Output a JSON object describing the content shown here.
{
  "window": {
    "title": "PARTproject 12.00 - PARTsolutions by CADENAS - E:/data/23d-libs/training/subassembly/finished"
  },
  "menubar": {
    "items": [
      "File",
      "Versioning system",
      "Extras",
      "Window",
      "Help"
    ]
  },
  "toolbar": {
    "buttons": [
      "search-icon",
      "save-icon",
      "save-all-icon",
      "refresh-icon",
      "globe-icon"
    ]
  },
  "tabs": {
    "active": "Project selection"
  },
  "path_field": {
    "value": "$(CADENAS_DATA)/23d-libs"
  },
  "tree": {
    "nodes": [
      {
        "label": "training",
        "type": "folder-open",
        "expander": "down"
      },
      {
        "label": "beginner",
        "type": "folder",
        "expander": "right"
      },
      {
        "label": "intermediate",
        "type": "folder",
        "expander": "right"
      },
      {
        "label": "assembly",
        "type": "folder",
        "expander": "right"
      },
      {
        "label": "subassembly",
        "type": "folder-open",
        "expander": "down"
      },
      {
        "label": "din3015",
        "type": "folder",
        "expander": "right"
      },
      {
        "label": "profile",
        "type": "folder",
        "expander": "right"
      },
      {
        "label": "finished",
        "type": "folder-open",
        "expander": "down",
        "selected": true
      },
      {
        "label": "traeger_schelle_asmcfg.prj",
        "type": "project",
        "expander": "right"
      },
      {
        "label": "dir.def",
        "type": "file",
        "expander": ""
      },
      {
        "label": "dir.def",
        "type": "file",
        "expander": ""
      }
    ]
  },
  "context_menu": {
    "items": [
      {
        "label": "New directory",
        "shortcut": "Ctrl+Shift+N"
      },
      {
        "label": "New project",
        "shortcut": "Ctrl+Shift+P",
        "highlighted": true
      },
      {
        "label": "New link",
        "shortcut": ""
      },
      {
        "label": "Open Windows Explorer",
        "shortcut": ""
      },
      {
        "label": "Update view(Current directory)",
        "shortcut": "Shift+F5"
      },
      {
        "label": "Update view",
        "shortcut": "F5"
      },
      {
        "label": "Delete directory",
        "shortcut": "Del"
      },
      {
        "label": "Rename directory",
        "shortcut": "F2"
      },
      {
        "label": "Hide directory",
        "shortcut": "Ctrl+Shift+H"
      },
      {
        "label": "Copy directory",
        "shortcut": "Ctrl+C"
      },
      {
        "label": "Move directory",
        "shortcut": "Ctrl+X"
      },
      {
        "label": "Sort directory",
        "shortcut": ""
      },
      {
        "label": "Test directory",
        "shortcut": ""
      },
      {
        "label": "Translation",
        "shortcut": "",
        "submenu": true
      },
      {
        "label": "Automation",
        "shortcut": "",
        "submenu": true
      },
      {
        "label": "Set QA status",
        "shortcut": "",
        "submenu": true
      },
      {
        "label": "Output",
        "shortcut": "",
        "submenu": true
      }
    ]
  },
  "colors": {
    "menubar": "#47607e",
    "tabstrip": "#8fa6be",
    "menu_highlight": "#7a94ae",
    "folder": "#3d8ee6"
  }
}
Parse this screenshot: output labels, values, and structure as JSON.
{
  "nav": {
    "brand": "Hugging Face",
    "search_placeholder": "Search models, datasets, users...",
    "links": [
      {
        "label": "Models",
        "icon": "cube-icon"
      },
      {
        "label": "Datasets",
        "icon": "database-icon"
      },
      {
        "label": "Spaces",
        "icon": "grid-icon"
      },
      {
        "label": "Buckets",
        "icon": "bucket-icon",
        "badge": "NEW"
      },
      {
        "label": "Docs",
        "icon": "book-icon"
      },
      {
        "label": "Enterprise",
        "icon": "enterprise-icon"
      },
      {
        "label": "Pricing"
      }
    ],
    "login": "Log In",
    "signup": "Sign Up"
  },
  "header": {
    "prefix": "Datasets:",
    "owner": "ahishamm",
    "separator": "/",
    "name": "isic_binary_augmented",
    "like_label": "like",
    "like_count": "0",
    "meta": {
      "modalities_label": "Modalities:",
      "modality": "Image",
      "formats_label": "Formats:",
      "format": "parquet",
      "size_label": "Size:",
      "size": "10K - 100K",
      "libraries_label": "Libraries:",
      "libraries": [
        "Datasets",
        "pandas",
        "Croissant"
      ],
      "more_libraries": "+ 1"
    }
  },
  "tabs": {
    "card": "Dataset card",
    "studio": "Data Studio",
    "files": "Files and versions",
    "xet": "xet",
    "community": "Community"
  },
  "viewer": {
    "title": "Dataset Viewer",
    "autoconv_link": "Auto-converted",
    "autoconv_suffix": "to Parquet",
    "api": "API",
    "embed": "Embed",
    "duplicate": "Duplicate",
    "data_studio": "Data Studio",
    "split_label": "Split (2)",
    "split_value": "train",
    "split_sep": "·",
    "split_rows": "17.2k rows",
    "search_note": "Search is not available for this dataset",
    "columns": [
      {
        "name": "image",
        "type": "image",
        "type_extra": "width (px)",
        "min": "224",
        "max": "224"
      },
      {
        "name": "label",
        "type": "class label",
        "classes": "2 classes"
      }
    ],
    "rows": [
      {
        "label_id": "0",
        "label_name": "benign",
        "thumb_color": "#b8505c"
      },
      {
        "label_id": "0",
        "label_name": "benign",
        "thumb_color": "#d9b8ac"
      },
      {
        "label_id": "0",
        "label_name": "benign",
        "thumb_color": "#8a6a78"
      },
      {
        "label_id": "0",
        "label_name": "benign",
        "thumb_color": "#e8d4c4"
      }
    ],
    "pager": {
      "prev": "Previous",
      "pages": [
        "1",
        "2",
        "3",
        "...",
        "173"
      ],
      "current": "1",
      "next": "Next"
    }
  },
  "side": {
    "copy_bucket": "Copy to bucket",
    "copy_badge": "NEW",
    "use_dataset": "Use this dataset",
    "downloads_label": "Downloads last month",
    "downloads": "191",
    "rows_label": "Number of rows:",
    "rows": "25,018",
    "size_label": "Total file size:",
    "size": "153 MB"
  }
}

> [WRITTEN PROBLEM] Reproduce the complete data exactly as presented above.

> [FINAL ANSWER]
Output a JSON object describing the content shown here.
{
  "window": {
    "title": "PARTproject 12.00 - PARTsolutions by CADENAS - E:/data/23d-libs/training/subassembly/finished"
  },
  "menubar": {
    "items": [
      "File",
      "Versioning system",
      "Extras",
      "Window",
      "Help"
    ]
  },
  "toolbar": {
    "buttons": [
      "search-icon",
      "save-icon",
      "save-all-icon",
      "refresh-icon",
      "globe-icon"
    ]
  },
  "tabs": {
    "active": "Project selection"
  },
  "path_field": {
    "value": "$(CADENAS_DATA)/23d-libs"
  },
  "tree": {
    "nodes": [
      {
        "label": "training",
        "type": "folder-open",
        "expander": "down"
      },
      {
        "label": "beginner",
        "type": "folder",
        "expander": "right"
      },
      {
        "label": "intermediate",
        "type": "folder",
        "expander": "right"
      },
      {
        "label": "assembly",
        "type": "folder",
        "expander": "right"
      },
      {
        "label": "subassembly",
        "type": "folder-open",
        "expander": "down"
      },
      {
        "label": "din3015",
        "type": "folder",
        "expander": "right"
      },
      {
        "label": "profile",
        "type": "folder",
        "expander": "right"
      },
      {
        "label": "finished",
        "type": "folder-open",
        "expander": "down",
        "selected": true
      },
      {
        "label": "traeger_schelle_asmcfg.prj",
        "type": "project",
        "expander": "right"
      },
      {
        "label": "dir.def",
        "type": "file",
        "expander": ""
      },
      {
        "label": "dir.def",
        "type": "file",
        "expander": ""
      }
    ]
  },
  "context_menu": {
    "items": [
      {
        "label": "New directory",
        "shortcut": "Ctrl+Shift+N"
      },
      {
        "label": "New project",
        "shortcut": "Ctrl+Shift+P",
        "highlighted": true
      },
      {
        "label": "New link",
        "shortcut": ""
      },
      {
        "label": "Open Windows Explorer",
        "shortcut": ""
      },
      {
        "label": "Update view(Current directory)",
        "shortcut": "Shift+F5"
      },
      {
        "label": "Update view",
        "shortcut": "F5"
      },
      {
        "label": "Delete directory",
        "shortcut": "Del"
      },
      {
        "label": "Rename directory",
        "shortcut": "F2"
      },
      {
        "label": "Hide directory",
        "shortcut": "Ctrl+Shift+H"
      },
      {
        "label": "Copy directory",
        "shortcut": "Ctrl+C"
      },
      {
        "label": "Move directory",
        "shortcut": "Ctrl+X"
      },
      {
        "label": "Sort directory",
        "shortcut": ""
      },
      {
        "label": "Test directory",
        "shortcut": ""
      },
      {
        "label": "Translation",
        "shortcut": "",
        "submenu": true
      },
      {
        "label": "Automation",
        "shortcut": "",
        "submenu": true
      },
      {
        "label": "Set QA status",
        "shortcut": "",
        "submenu": true
      },
      {
        "label": "Output",
        "shortcut": "",
        "submenu": true
      }
    ]
  },
  "colors": {
    "menubar": "#47607e",
    "tabstrip": "#8fa6be",
    "menu_highlight": "#7a94ae",
    "folder": "#3d8ee6"
  }
}
Parse this screenshot: output labels, values, and structure as JSON.
{
  "nav": {
    "brand": "Hugging Face",
    "search_placeholder": "Search models, datasets, users...",
    "links": [
      {
        "label": "Models",
        "icon": "cube-icon"
      },
      {
        "label": "Datasets",
        "icon": "database-icon"
      },
      {
        "label": "Spaces",
        "icon": "grid-icon"
      },
      {
        "label": "Buckets",
        "icon": "bucket-icon",
        "badge": "NEW"
      },
      {
        "label": "Docs",
        "icon": "book-icon"
      },
      {
        "label": "Enterprise",
        "icon": "enterprise-icon"
      },
      {
        "label": "Pricing"
      }
    ],
    "login": "Log In",
    "signup": "Sign Up"
  },
  "header": {
    "prefix": "Datasets:",
    "owner": "ahishamm",
    "separator": "/",
    "name": "isic_binary_augmented",
    "like_label": "like",
    "like_count": "0",
    "meta": {
      "modalities_label": "Modalities:",
      "modality": "Image",
      "formats_label": "Formats:",
      "format": "parquet",
      "size_label": "Size:",
      "size": "10K - 100K",
      "libraries_label": "Libraries:",
      "libraries": [
        "Datasets",
        "pandas",
        "Croissant"
      ],
      "more_libraries": "+ 1"
    }
  },
  "tabs": {
    "card": "Dataset card",
    "studio": "Data Studio",
    "files": "Files and versions",
    "xet": "xet",
    "community": "Community"
  },
  "viewer": {
    "title": "Dataset Viewer",
    "autoconv_link": "Auto-converted",
    "autoconv_suffix": "to Parquet",
    "api": "API",
    "embed": "Embed",
    "duplicate": "Duplicate",
    "data_studio": "Data Studio",
    "split_label": "Split (2)",
    "split_value": "train",
    "split_sep": "·",
    "split_rows": "17.2k rows",
    "search_note": "Search is not available for this dataset",
    "columns": [
      {
        "name": "image",
        "type": "image",
        "type_extra": "width (px)",
        "min": "224",
        "max": "224"
      },
      {
        "name": "label",
        "type": "class label",
        "classes": "2 classes"
      }
    ],
    "rows": [
      {
        "label_id": "0",
        "label_name": "benign",
        "thumb_color": "#b8505c"
      },
      {
        "label_id": "0",
        "label_name": "benign",
        "thumb_color": "#d9b8ac"
      },
      {
        "label_id": "0",
        "label_name": "benign",
        "thumb_color": "#8a6a78"
      },
      {
        "label_id": "0",
        "label_name": "benign",
        "thumb_color": "#e8d4c4"
      }
    ],
    "pager": {
      "prev": "Previous",
      "pages": [
        "1",
        "2",
        "3",
        "...",
        "173"
      ],
      "current": "1",
      "next": "Next"
    }
  },
  "side": {
    "copy_bucket": "Copy to bucket",
    "copy_badge": "NEW",
    "use_dataset": "Use this dataset",
    "downloads_label": "Downloads last month",
    "downloads": "191",
    "rows_label": "Number of rows:",
    "rows": "25,018",
    "size_label": "Total file size:",
    "size": "153 MB"
  }
}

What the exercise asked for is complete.